**Exercise aim**.
Tally the lines below that contain the word "Plasmid", and give only that number.
═══
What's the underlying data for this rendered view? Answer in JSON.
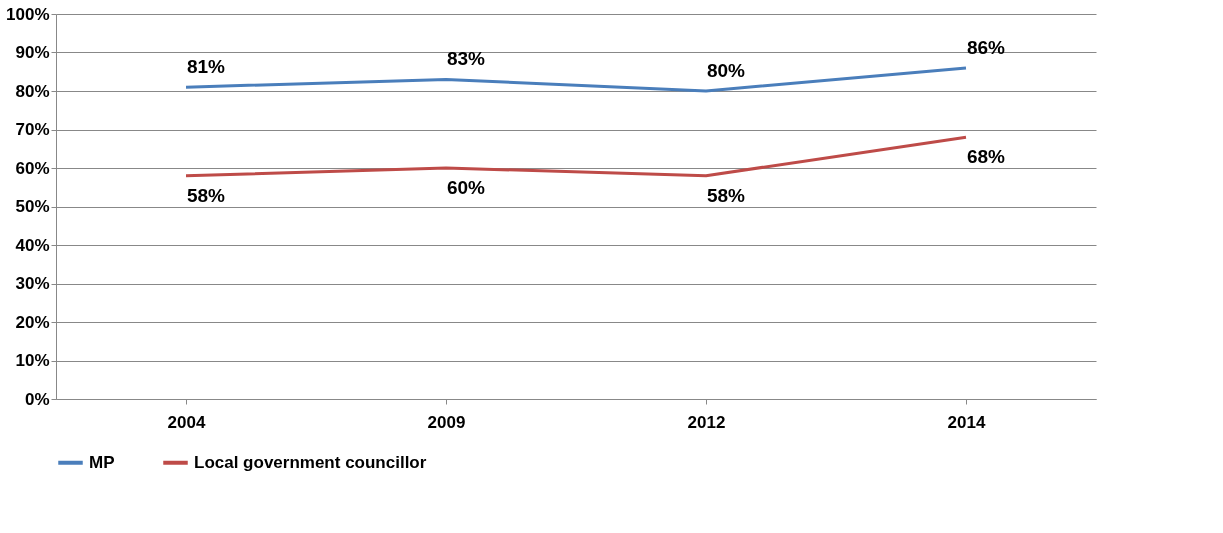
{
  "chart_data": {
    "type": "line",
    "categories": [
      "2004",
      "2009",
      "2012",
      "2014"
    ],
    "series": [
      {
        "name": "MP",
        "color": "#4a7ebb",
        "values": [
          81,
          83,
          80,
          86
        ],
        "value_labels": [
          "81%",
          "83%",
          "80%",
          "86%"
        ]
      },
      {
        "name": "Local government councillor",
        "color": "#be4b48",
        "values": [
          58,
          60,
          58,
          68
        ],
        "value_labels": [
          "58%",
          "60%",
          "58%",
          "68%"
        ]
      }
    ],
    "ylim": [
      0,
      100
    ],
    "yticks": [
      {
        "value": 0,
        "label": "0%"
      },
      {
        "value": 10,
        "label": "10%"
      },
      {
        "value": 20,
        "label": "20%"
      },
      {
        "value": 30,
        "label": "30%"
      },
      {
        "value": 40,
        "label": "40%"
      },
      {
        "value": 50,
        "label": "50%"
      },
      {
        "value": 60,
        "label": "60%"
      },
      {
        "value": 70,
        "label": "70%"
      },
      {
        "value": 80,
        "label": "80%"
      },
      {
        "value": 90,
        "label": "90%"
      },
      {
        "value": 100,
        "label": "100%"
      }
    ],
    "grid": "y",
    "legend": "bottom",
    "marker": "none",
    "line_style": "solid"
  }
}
═══
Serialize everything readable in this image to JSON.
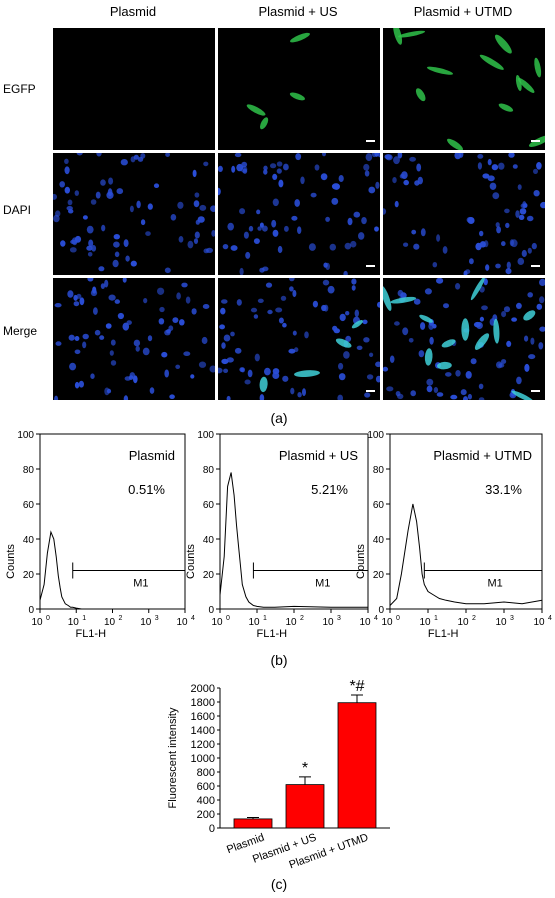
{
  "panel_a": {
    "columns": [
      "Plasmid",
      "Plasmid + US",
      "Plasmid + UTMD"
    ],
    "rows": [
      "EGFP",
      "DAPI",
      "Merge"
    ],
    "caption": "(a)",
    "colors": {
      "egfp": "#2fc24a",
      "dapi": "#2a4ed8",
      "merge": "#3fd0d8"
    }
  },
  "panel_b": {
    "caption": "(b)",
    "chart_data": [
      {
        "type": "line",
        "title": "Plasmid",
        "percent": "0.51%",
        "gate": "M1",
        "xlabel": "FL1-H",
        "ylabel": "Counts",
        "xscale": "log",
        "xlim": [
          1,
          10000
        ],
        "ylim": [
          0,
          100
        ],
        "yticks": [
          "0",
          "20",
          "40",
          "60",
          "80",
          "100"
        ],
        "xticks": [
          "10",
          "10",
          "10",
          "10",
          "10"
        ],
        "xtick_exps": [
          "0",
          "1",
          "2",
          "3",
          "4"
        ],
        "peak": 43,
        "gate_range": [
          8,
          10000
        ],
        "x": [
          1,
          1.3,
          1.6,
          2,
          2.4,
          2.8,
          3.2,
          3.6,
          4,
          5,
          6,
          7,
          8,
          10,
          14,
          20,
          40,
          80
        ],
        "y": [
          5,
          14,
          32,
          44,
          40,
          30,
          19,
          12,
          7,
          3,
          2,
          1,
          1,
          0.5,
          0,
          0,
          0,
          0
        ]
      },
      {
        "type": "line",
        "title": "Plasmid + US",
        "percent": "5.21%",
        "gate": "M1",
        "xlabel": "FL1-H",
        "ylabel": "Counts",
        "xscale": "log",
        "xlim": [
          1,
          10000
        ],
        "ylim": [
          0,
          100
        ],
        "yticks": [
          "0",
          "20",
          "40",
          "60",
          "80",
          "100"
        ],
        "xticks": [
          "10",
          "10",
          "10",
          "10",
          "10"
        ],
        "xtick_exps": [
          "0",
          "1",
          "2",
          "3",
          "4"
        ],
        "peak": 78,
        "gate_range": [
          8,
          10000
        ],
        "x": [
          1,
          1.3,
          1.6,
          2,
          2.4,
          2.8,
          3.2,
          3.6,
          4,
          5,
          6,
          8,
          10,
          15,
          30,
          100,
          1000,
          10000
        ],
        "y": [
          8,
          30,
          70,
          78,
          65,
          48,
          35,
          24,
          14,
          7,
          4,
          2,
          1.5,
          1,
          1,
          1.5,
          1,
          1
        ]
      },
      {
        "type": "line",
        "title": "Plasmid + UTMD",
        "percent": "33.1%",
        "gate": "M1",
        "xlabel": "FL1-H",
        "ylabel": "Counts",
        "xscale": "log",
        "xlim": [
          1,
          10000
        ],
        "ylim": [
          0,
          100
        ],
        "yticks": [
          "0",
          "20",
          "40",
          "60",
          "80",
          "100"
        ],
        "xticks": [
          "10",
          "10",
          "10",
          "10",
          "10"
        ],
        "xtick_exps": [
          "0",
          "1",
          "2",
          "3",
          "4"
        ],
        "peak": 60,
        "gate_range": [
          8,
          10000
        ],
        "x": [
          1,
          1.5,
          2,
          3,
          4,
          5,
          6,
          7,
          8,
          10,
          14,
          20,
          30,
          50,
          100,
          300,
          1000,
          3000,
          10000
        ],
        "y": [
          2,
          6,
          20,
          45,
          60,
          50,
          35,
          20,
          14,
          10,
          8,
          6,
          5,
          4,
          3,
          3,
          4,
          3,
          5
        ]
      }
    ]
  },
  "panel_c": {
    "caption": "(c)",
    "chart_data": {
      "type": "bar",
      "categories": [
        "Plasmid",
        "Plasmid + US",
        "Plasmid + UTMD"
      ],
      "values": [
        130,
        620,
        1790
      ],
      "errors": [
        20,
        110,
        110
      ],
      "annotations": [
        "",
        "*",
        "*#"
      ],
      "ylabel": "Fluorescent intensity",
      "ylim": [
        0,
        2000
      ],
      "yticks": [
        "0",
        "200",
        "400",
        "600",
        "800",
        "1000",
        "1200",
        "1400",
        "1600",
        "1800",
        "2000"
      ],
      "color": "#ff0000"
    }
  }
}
═══
**Result for this exercise**.
9